**What is required:** Copy the data exactly. Images are the one exception.

**Study material:**
================

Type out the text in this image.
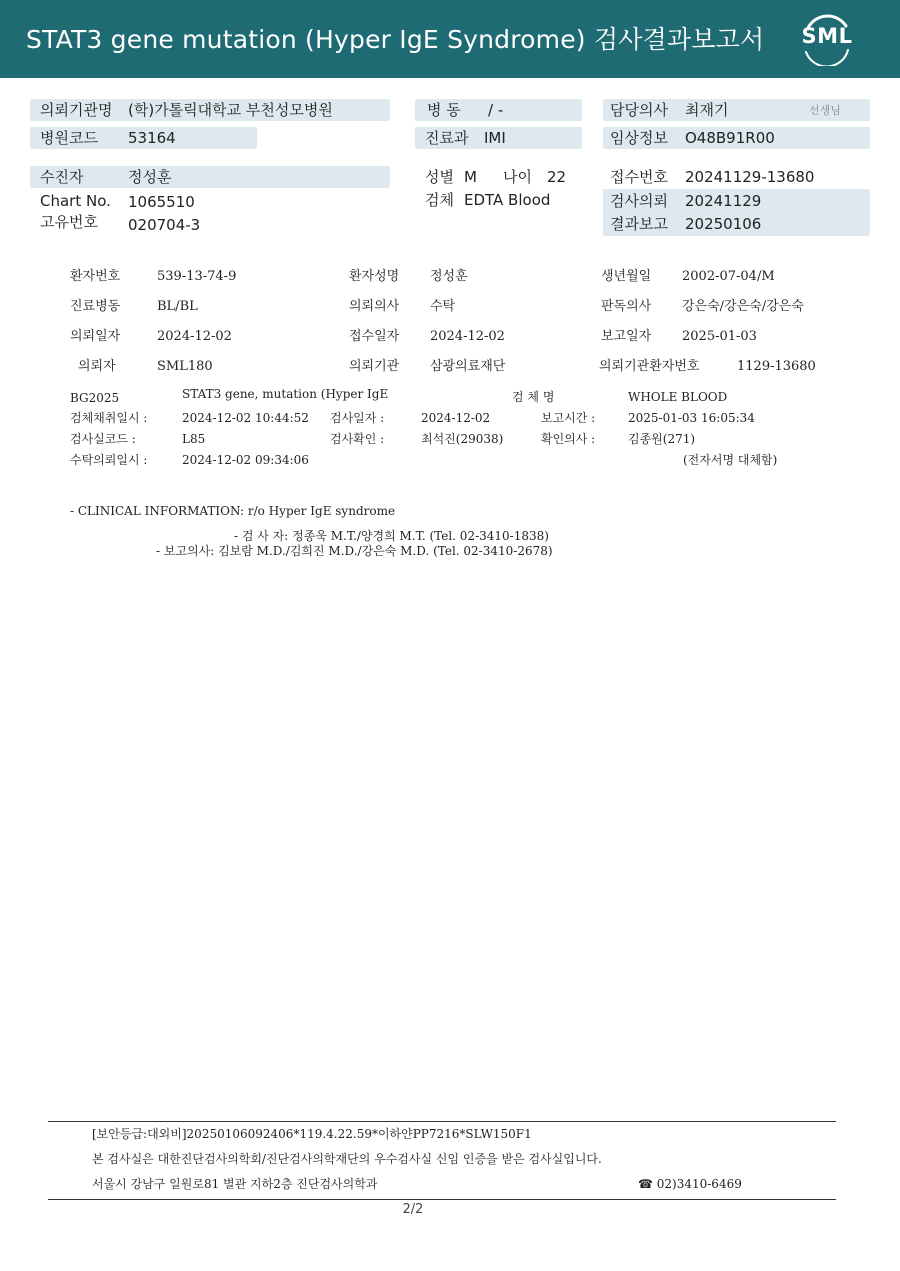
STAT3 gene mutation (Hyper IgE Syndrome) 검사결과보고서 SML
의뢰기관명 (학)가톨릭대학교 부천성모병원
병원코드 53164
병 동 / -
진료과 IMI
담당의사 최재기	선생님
임상정보 O48B91R00
수진자	정성훈
Chart No. 1065510
고유번호 020704-3
성별 M 나이 22
검체 EDTA Blood
접수번호 20241129-13680
검사의뢰 20241129
결과보고 20250106
환자번호	539-13-74-9	환자성명 정성훈	생년월일 2002-07-04/M
진료병동	BL/BL	의뢰의사 수탁	판독의사 강은숙/강은숙/강은숙
의뢰일자	2024-12-02	접수일자 2024-12-02	보고일자 2025-01-03
의뢰자	SML180	의뢰기관 삼광의료재단	의뢰기관환자번호	1129-13680
BG2025	STAT3 gene, mutation (Hyper IgE	검 체 명	WHOLE BLOOD
검체채취일시 :	2024-12-02 10:44:52 검사일자 :	2024-12-02	보고시간 :	2025-01-03 16:05:34
검사실코드 :	L85	검사확인 :	최석진(29038)	확인의사 :	김종원(271)
수탁의뢰일시 :	2024-12-02 09:34:06	(전자서명 대체함)
- CLINICAL INFORMATION: r/o Hyper IgE syndrome
- 검 사 자: 정종욱 M.T./양경희 M.T. (Tel. 02-3410-1838)
- 보고의사: 김보람 M.D./김희진 M.D./강은숙 M.D. (Tel. 02-3410-2678)
[보안등급:대외비]20250106092406*119.4.22.59*이하얀PP7216*SLW150F1
본 검사실은 대한진단검사의학회/진단검사의학재단의 우수검사실 신임 인증을 받은 검사실입니다.
서울시 강남구 일원로81 별관 지하2층 진단검사의학과	☎ 02)3410-6469
2/2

================

**Response to the task:**
Type out the text in this image.
STAT3 gene mutation (Hyper IgE Syndrome) 검사결과보고서 SML
의뢰기관명 (학)가톨릭대학교 부천성모병원
병원코드 53164
병 동 / -
진료과 IMI
담당의사 최재기	선생님
임상정보 O48B91R00
수진자	정성훈
Chart No. 1065510
고유번호 020704-3
성별 M 나이 22
검체 EDTA Blood
접수번호 20241129-13680
검사의뢰 20241129
결과보고 20250106
환자번호	539-13-74-9	환자성명 정성훈	생년월일 2002-07-04/M
진료병동	BL/BL	의뢰의사 수탁	판독의사 강은숙/강은숙/강은숙
의뢰일자	2024-12-02	접수일자 2024-12-02	보고일자 2025-01-03
의뢰자	SML180	의뢰기관 삼광의료재단	의뢰기관환자번호	1129-13680
BG2025	STAT3 gene, mutation (Hyper IgE	검 체 명	WHOLE BLOOD
검체채취일시 :	2024-12-02 10:44:52 검사일자 :	2024-12-02	보고시간 :	2025-01-03 16:05:34
검사실코드 :	L85	검사확인 :	최석진(29038)	확인의사 :	김종원(271)
수탁의뢰일시 :	2024-12-02 09:34:06	(전자서명 대체함)
- CLINICAL INFORMATION: r/o Hyper IgE syndrome
- 검 사 자: 정종욱 M.T./양경희 M.T. (Tel. 02-3410-1838)
- 보고의사: 김보람 M.D./김희진 M.D./강은숙 M.D. (Tel. 02-3410-2678)
[보안등급:대외비]20250106092406*119.4.22.59*이하얀PP7216*SLW150F1
본 검사실은 대한진단검사의학회/진단검사의학재단의 우수검사실 신임 인증을 받은 검사실입니다.
서울시 강남구 일원로81 별관 지하2층 진단검사의학과	☎ 02)3410-6469
2/2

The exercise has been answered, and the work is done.